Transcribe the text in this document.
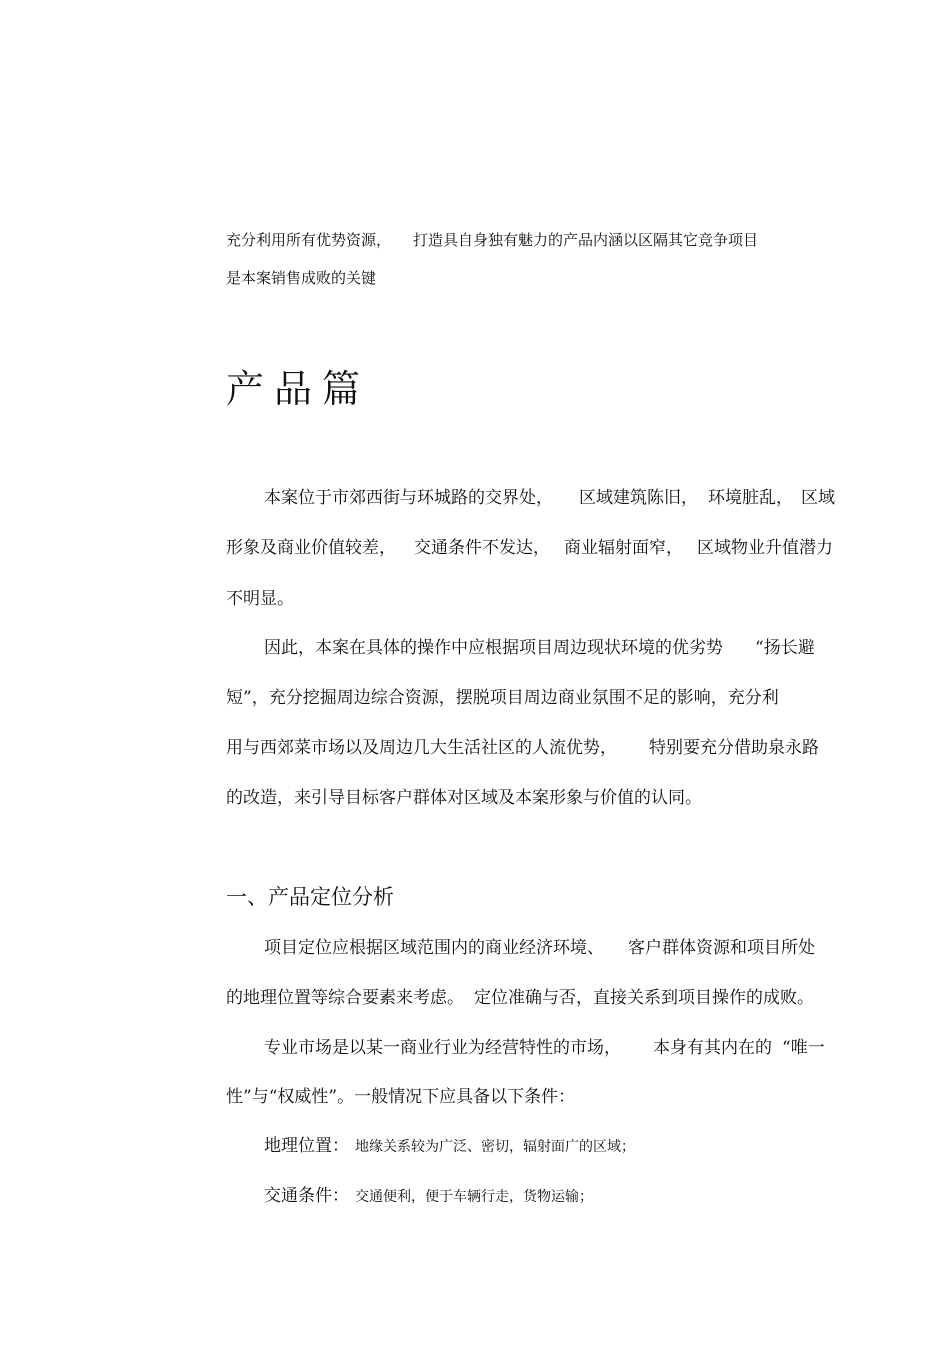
充分利用所有优势资源， 打造具自身独有魅力的产品内涵以区隔其它竞争项目
是本案销售成败的关键
产品篇
本案位于市郊西街与环城路的交界处， 区域建筑陈旧， 环境脏乱， 区域
形象及商业价值较差， 交通条件不发达， 商业辐射面窄， 区域物业升值潜力
不明显。
因此，本案在具体的操作中应根据项目周边现状环境的优劣势 “扬长避
短”，充分挖掘周边综合资源，摆脱项目周边商业氛围不足的影响，充分利
用与西郊菜市场以及周边几大生活社区的人流优势， 特别要充分借助泉永路
的改造，来引导目标客户群体对区域及本案形象与价值的认同。
一、产品定位分析
项目定位应根据区域范围内的商业经济环境、 客户群体资源和项目所处
的地理位置等综合要素来考虑。 定位准确与否，直接关系到项目操作的成败。
专业市场是以某一商业行业为经营特性的市场， 本身有其内在的 “唯一
性”与“权威性”。一般情况下应具备以下条件：
地理位置： 地缘关系较为广泛、密切，辐射面广的区域；
交通条件： 交通便利，便于车辆行走，货物运输；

···

→ **What is needed**: Give every line above again exactly, with no pictures.

→ **Completed task**:
Transcribe the text in this document.
充分利用所有优势资源， 打造具自身独有魅力的产品内涵以区隔其它竞争项目
是本案销售成败的关键
产品篇
本案位于市郊西街与环城路的交界处， 区域建筑陈旧， 环境脏乱， 区域
形象及商业价值较差， 交通条件不发达， 商业辐射面窄， 区域物业升值潜力
不明显。
因此，本案在具体的操作中应根据项目周边现状环境的优劣势 “扬长避
短”，充分挖掘周边综合资源，摆脱项目周边商业氛围不足的影响，充分利
用与西郊菜市场以及周边几大生活社区的人流优势， 特别要充分借助泉永路
的改造，来引导目标客户群体对区域及本案形象与价值的认同。
一、产品定位分析
项目定位应根据区域范围内的商业经济环境、 客户群体资源和项目所处
的地理位置等综合要素来考虑。 定位准确与否，直接关系到项目操作的成败。
专业市场是以某一商业行业为经营特性的市场， 本身有其内在的 “唯一
性”与“权威性”。一般情况下应具备以下条件：
地理位置： 地缘关系较为广泛、密切，辐射面广的区域；
交通条件： 交通便利，便于车辆行走，货物运输；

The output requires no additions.